:: Problem description ::
Check each line of the listing for the string "name", count the lines that have it, and answer with that number only.
******************************
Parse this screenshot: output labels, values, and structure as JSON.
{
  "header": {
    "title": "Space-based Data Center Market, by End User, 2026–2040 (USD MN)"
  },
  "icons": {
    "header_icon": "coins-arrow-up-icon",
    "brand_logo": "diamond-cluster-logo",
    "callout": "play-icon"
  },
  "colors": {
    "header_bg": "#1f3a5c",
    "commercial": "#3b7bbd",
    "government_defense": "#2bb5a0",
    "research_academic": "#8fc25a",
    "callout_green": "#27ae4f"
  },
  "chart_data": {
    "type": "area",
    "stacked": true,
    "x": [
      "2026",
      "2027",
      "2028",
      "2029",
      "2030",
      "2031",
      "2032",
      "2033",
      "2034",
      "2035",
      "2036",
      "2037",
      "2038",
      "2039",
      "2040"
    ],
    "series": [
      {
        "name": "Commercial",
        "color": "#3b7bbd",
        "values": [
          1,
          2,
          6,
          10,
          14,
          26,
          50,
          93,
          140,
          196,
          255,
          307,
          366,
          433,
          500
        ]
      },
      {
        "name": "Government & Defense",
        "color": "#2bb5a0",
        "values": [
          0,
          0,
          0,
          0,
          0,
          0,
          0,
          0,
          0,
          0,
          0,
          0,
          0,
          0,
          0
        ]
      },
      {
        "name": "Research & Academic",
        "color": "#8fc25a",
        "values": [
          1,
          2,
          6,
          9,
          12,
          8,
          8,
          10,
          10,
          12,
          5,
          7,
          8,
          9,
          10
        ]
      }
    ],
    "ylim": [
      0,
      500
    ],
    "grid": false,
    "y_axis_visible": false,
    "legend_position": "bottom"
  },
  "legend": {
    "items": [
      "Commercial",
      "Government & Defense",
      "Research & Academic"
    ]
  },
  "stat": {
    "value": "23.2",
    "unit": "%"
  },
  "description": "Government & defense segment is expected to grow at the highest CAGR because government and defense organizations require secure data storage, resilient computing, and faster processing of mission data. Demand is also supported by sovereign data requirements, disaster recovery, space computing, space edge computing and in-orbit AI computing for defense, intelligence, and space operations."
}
******************************
:: Final answer ::
3